[The request]: Work through the following lines and count those that hold the word "Παλαιὸς". Reply with that number only.

[Task material]:
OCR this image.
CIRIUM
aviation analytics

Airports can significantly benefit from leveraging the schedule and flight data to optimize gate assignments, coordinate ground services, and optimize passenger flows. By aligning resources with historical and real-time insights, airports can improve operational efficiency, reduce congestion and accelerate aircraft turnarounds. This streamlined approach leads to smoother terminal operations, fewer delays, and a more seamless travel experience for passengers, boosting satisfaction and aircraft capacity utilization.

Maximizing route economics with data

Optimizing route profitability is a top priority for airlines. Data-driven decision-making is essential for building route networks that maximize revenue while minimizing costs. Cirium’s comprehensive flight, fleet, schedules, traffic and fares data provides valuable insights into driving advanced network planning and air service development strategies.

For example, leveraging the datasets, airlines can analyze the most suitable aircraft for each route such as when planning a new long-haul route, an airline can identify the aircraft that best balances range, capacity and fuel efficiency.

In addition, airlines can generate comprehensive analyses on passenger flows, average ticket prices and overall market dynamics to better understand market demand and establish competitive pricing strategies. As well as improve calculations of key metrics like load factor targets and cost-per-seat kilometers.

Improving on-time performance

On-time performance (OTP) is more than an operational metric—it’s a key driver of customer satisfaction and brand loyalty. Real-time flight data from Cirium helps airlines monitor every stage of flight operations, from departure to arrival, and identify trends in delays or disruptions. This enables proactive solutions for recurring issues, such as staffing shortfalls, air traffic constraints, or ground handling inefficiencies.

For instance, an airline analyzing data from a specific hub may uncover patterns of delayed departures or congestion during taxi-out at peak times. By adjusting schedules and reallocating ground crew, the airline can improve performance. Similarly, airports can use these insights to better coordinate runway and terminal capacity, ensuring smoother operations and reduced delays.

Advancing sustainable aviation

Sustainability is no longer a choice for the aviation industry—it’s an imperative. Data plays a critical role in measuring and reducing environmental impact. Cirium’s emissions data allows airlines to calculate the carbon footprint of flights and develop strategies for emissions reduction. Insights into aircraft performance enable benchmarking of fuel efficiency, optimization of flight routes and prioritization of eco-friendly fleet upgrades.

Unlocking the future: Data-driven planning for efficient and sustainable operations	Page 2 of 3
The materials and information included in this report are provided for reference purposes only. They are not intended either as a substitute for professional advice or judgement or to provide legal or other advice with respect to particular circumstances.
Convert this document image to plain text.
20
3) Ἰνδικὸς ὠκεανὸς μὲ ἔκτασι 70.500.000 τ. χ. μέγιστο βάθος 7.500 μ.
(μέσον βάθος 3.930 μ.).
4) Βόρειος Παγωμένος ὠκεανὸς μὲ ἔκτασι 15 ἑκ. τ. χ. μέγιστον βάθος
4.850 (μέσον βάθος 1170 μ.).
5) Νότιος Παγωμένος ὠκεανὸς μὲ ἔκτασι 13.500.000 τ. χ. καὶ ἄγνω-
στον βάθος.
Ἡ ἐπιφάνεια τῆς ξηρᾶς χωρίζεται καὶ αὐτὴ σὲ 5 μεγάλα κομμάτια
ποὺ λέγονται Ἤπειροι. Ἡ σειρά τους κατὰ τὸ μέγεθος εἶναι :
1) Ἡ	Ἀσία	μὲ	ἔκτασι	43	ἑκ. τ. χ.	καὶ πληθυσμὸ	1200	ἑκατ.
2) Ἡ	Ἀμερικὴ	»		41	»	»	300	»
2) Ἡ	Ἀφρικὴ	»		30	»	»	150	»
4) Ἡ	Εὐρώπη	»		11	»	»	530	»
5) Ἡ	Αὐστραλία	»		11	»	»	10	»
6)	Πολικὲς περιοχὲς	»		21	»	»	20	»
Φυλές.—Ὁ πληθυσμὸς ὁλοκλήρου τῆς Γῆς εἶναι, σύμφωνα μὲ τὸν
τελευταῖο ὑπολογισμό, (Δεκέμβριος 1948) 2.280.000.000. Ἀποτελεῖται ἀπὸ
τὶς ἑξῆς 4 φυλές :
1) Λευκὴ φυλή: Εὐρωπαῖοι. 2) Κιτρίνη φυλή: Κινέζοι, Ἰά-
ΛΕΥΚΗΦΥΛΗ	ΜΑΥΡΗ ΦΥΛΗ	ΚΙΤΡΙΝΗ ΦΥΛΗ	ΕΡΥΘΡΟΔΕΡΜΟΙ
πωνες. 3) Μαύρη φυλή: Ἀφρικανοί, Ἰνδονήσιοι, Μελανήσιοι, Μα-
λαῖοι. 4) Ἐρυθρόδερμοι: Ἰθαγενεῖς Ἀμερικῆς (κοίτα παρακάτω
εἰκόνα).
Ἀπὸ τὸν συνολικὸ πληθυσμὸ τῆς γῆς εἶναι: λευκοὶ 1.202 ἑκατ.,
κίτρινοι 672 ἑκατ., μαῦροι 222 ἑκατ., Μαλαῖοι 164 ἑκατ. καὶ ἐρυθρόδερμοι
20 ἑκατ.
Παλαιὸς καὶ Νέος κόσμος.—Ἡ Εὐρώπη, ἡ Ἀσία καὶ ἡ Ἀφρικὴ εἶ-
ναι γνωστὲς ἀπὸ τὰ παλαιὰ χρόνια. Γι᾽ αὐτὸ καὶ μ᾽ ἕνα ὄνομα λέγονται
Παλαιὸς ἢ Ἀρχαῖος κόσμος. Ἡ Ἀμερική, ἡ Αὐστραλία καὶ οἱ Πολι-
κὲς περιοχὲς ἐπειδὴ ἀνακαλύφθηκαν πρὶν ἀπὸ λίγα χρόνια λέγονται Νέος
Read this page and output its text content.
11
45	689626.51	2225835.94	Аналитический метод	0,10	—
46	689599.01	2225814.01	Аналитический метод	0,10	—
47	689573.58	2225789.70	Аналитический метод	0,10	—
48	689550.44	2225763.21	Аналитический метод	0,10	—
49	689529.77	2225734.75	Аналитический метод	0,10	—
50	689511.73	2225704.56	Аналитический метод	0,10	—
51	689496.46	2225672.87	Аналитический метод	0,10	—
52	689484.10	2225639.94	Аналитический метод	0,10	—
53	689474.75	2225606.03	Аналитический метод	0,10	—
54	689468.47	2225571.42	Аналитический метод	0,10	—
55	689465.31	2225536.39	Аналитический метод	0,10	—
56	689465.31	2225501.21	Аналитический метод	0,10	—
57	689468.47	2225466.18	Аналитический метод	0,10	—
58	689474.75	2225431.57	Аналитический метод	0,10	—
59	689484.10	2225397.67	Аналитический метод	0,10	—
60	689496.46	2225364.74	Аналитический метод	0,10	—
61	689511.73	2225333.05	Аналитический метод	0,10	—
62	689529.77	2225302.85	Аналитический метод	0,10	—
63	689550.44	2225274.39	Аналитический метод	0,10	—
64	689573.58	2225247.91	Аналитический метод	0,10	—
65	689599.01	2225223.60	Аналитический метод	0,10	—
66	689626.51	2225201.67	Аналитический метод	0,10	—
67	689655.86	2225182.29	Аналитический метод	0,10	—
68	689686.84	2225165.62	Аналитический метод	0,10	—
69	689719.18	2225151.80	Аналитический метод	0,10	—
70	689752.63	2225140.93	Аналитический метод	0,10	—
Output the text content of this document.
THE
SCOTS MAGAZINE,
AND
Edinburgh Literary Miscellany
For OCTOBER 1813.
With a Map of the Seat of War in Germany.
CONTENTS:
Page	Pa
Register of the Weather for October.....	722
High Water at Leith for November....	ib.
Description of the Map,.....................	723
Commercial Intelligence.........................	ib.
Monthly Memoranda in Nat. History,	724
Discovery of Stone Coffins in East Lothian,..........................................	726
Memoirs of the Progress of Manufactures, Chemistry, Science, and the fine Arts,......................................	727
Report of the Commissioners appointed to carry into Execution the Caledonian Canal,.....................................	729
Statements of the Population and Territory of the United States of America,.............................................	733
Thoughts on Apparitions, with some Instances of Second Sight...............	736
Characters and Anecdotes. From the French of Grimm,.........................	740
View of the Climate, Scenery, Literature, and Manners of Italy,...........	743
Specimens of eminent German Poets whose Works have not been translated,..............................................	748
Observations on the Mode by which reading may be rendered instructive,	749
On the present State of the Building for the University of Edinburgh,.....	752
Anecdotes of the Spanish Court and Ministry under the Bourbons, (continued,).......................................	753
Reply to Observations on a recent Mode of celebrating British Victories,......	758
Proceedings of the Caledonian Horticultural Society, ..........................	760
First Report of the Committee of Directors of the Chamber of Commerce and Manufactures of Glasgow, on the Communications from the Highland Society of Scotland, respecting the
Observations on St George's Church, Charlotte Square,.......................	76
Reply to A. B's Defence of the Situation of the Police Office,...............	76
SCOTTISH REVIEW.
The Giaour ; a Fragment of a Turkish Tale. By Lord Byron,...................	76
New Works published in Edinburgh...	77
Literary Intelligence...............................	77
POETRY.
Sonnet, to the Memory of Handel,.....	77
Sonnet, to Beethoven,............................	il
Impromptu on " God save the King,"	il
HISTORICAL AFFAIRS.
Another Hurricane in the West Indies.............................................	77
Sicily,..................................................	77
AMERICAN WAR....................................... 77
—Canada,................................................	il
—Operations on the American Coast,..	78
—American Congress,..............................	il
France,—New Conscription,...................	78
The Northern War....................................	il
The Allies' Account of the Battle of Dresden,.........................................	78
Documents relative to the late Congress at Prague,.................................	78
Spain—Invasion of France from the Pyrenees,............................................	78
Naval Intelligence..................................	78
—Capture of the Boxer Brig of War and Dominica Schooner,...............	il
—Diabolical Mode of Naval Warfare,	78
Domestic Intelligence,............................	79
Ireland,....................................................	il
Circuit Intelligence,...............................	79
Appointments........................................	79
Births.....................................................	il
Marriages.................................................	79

[Output below]: 2